- _What is being asked_: Copy out each line of the material below that holds the string "horizontal".

- _Records shown_:
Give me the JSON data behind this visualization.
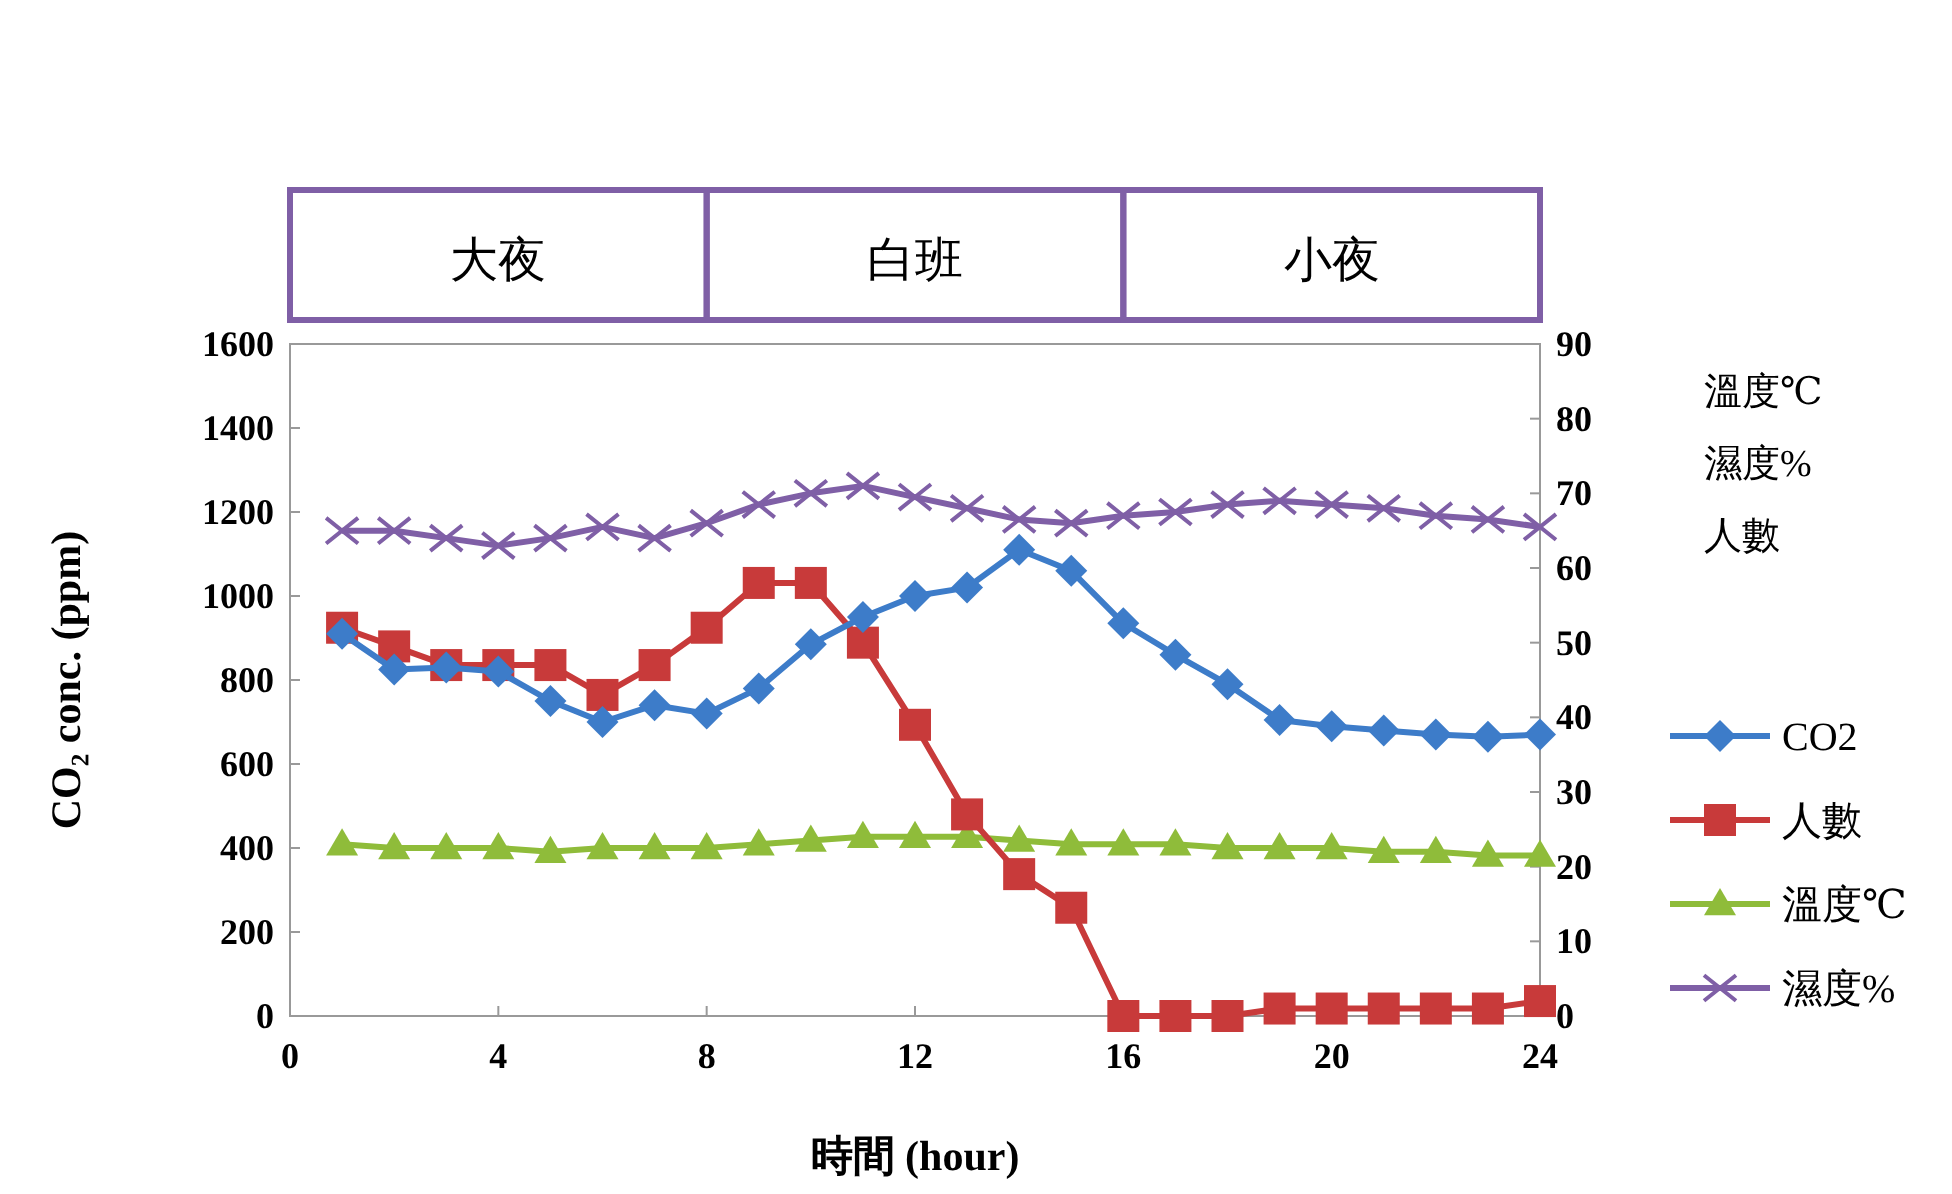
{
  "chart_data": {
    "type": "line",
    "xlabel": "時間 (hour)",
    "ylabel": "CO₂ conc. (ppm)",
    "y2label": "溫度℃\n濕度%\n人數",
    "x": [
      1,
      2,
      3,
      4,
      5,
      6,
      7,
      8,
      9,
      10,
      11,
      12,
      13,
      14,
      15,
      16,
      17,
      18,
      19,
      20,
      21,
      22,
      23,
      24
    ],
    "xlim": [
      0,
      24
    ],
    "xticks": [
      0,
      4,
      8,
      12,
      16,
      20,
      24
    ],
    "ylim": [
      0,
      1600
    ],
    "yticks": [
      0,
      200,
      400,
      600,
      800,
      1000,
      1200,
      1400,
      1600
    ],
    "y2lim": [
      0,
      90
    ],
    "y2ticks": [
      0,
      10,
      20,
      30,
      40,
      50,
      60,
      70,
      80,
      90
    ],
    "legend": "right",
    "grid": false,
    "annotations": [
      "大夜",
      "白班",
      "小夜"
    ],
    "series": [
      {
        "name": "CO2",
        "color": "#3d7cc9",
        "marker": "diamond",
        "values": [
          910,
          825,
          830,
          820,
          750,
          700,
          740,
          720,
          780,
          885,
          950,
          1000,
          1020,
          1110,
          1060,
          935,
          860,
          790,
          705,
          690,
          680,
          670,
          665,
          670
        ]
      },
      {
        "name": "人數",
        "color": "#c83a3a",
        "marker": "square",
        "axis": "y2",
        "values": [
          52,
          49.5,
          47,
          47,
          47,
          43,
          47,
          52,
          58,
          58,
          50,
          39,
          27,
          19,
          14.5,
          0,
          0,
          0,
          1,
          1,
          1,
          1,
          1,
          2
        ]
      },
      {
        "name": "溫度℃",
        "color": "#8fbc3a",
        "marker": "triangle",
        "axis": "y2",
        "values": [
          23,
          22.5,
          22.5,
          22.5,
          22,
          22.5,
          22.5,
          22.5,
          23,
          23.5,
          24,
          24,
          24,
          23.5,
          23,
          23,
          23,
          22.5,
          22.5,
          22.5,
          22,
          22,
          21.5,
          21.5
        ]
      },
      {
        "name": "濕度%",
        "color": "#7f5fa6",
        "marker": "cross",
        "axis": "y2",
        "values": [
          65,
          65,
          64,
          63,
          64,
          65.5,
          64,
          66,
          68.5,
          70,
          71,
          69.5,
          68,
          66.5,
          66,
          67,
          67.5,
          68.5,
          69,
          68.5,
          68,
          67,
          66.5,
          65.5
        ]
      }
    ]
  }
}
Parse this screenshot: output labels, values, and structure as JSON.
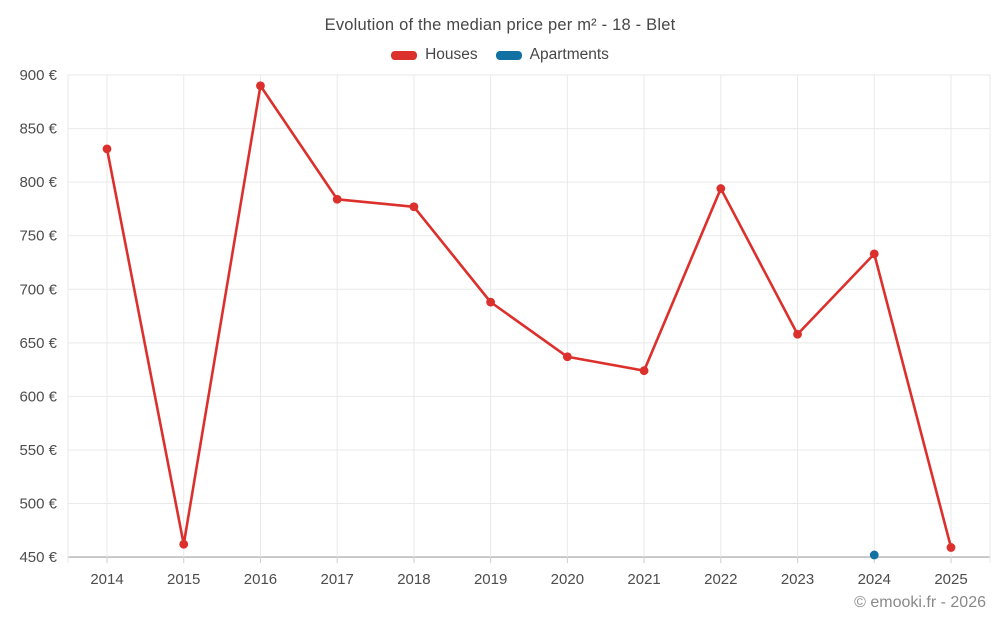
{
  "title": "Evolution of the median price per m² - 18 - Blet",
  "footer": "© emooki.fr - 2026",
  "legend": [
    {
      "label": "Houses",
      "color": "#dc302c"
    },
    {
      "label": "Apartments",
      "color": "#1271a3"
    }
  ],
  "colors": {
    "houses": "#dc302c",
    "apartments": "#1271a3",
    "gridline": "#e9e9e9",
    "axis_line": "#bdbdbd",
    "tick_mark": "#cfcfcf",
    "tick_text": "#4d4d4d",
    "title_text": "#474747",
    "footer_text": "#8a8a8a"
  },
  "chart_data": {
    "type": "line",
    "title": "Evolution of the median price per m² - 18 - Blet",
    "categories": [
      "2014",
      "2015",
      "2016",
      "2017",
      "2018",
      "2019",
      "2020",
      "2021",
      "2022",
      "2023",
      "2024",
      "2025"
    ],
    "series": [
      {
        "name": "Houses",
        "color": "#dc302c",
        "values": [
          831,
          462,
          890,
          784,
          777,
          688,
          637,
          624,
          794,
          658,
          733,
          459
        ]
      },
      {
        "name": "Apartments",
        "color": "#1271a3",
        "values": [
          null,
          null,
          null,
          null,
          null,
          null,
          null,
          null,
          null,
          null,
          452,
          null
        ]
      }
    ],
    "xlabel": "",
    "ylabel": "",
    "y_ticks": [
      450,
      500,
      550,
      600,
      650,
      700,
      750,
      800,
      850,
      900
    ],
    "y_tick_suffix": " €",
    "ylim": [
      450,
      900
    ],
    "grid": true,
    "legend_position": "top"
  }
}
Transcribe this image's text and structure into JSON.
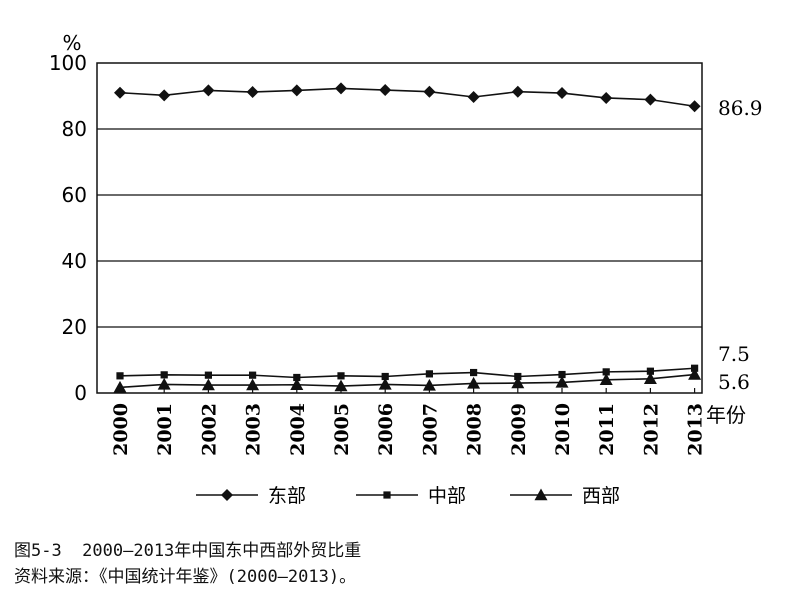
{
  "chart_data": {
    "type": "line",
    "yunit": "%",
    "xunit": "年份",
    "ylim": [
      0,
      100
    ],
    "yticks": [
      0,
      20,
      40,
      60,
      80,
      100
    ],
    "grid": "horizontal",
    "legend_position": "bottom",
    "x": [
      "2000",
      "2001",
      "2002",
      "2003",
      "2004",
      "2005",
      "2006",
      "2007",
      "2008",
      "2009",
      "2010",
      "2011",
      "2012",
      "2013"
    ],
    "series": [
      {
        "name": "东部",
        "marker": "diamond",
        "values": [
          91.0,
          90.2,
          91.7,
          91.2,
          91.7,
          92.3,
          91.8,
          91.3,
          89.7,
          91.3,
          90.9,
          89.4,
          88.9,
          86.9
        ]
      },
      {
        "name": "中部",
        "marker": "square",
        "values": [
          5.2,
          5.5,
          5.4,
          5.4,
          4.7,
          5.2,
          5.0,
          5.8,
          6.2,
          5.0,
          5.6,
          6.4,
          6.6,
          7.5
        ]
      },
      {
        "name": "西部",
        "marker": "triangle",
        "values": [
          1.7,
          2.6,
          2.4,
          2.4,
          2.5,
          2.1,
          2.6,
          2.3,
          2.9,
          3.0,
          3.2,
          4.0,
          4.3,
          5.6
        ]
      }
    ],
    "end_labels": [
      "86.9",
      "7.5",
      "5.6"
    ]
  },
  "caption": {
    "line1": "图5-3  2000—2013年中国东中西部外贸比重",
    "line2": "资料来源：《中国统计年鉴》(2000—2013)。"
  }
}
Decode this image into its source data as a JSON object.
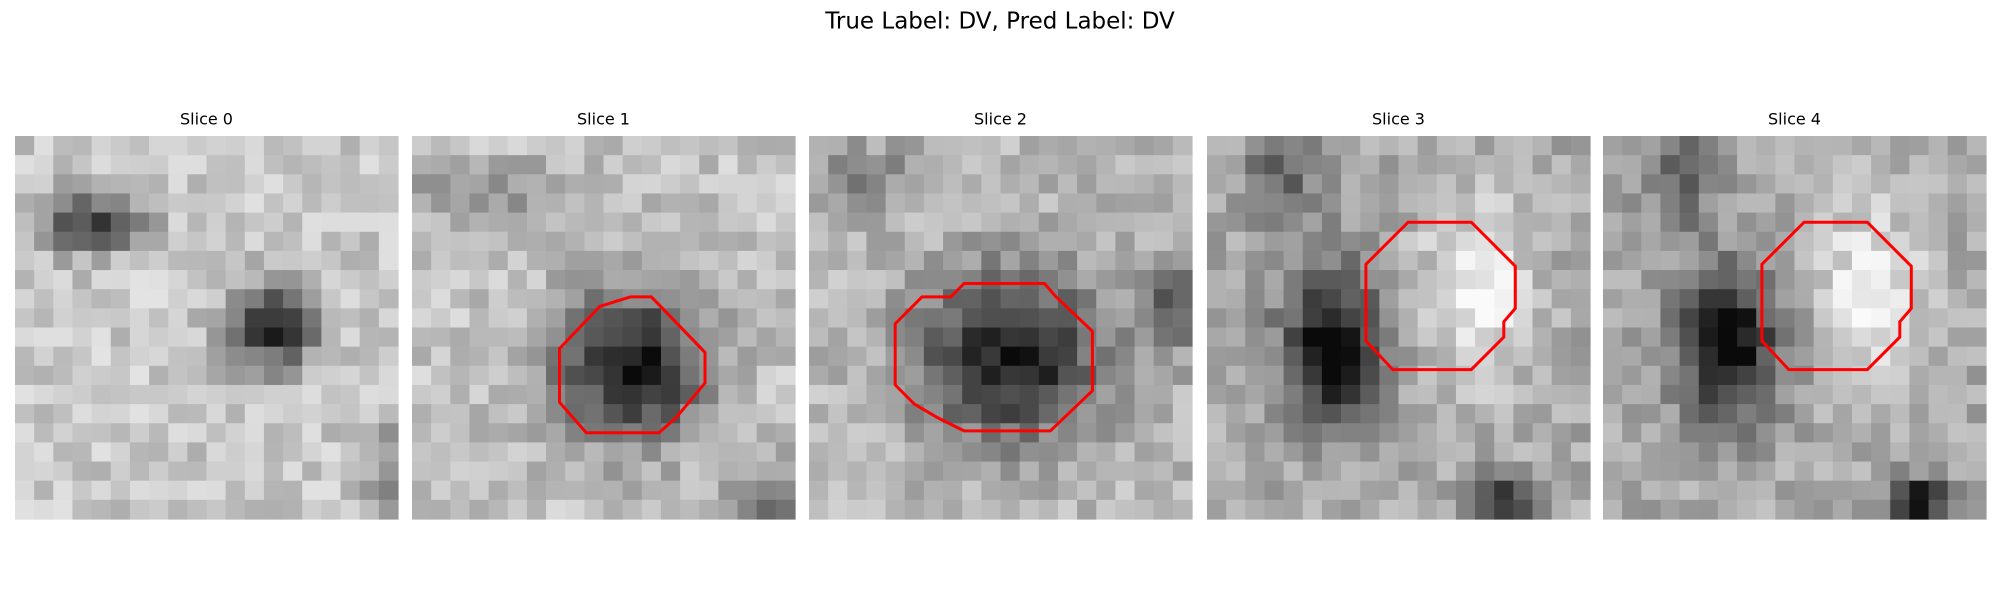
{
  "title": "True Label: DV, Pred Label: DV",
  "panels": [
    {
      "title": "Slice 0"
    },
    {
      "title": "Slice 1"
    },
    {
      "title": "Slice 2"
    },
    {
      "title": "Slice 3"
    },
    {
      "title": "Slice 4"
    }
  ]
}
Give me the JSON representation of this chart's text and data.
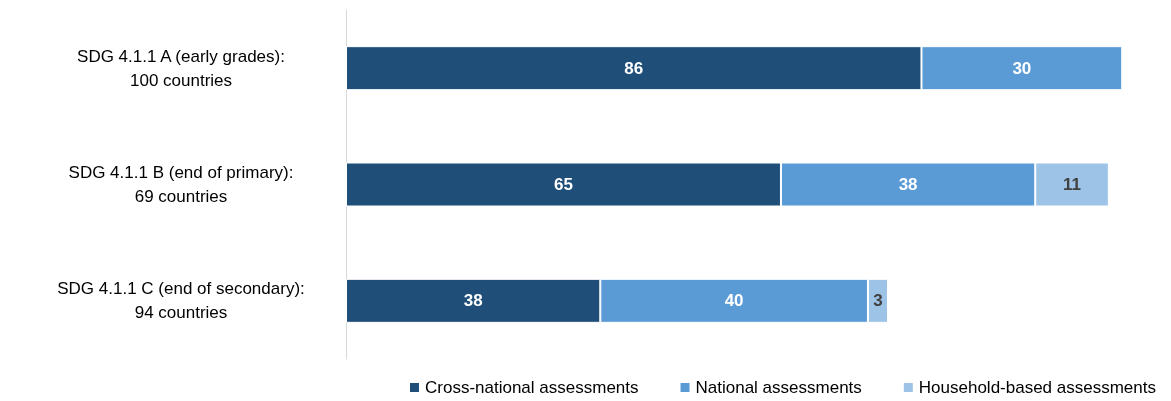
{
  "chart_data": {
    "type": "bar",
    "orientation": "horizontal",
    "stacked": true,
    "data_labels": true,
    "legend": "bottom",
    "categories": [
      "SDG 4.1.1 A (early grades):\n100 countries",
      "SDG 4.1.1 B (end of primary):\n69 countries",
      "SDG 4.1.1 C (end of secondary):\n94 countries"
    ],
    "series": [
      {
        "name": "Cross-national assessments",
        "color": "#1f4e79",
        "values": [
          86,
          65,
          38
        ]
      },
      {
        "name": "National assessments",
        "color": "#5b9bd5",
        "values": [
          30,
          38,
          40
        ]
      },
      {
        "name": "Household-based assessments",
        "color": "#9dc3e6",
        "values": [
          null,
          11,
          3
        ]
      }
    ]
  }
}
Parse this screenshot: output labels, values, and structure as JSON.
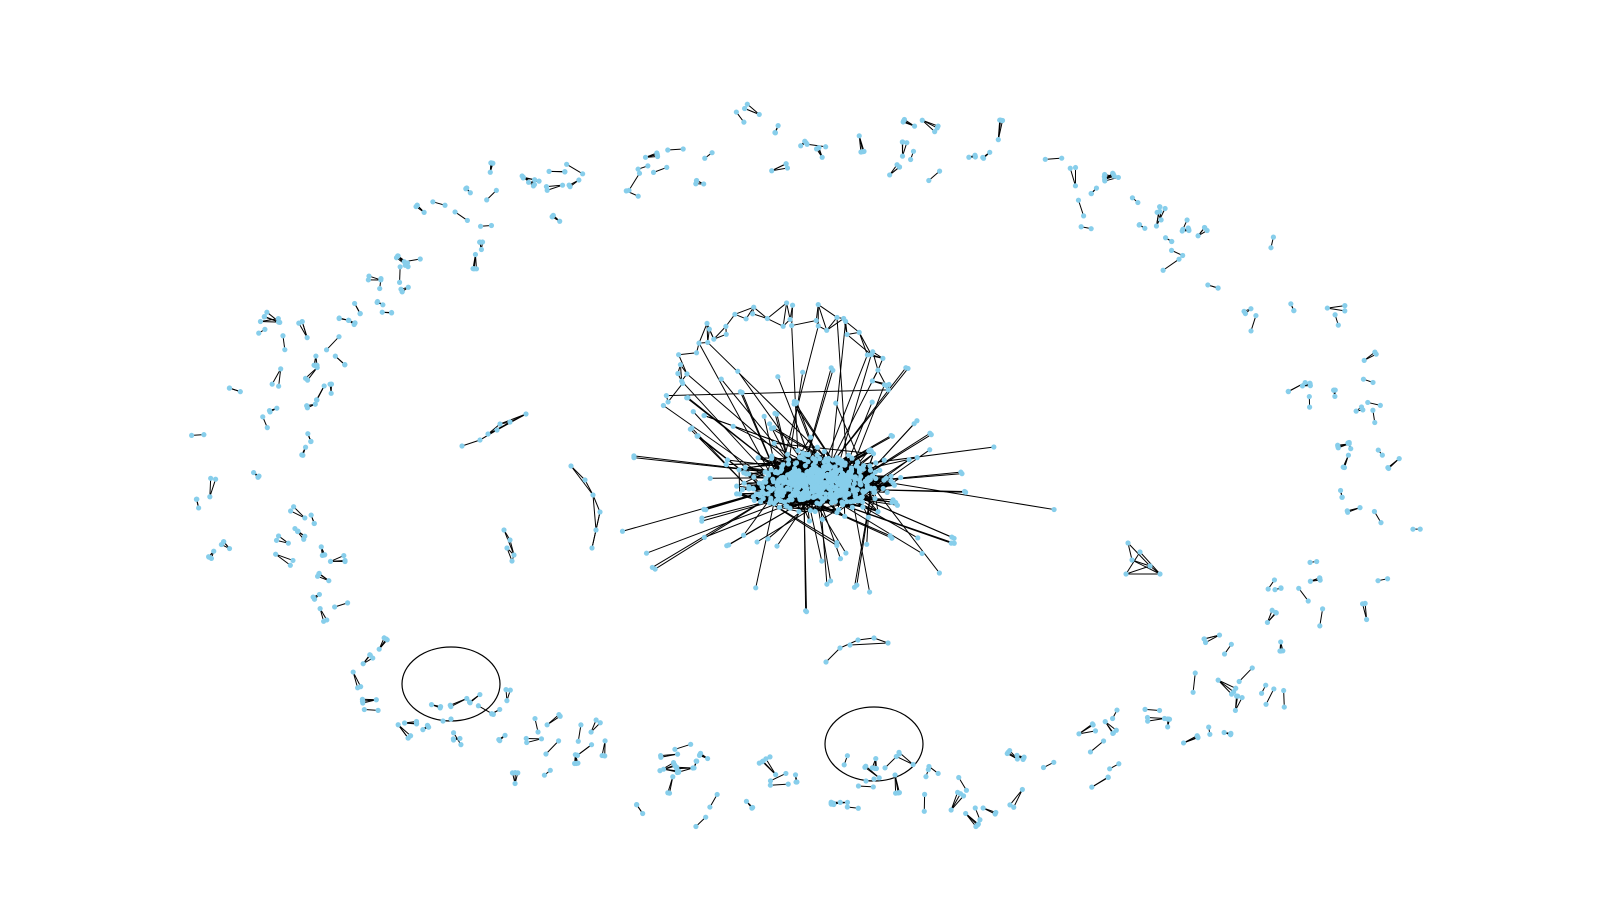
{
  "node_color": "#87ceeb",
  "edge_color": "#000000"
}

- _Exercise answer_:
    "grid": "horizontal",
    "orientation": "horizontal",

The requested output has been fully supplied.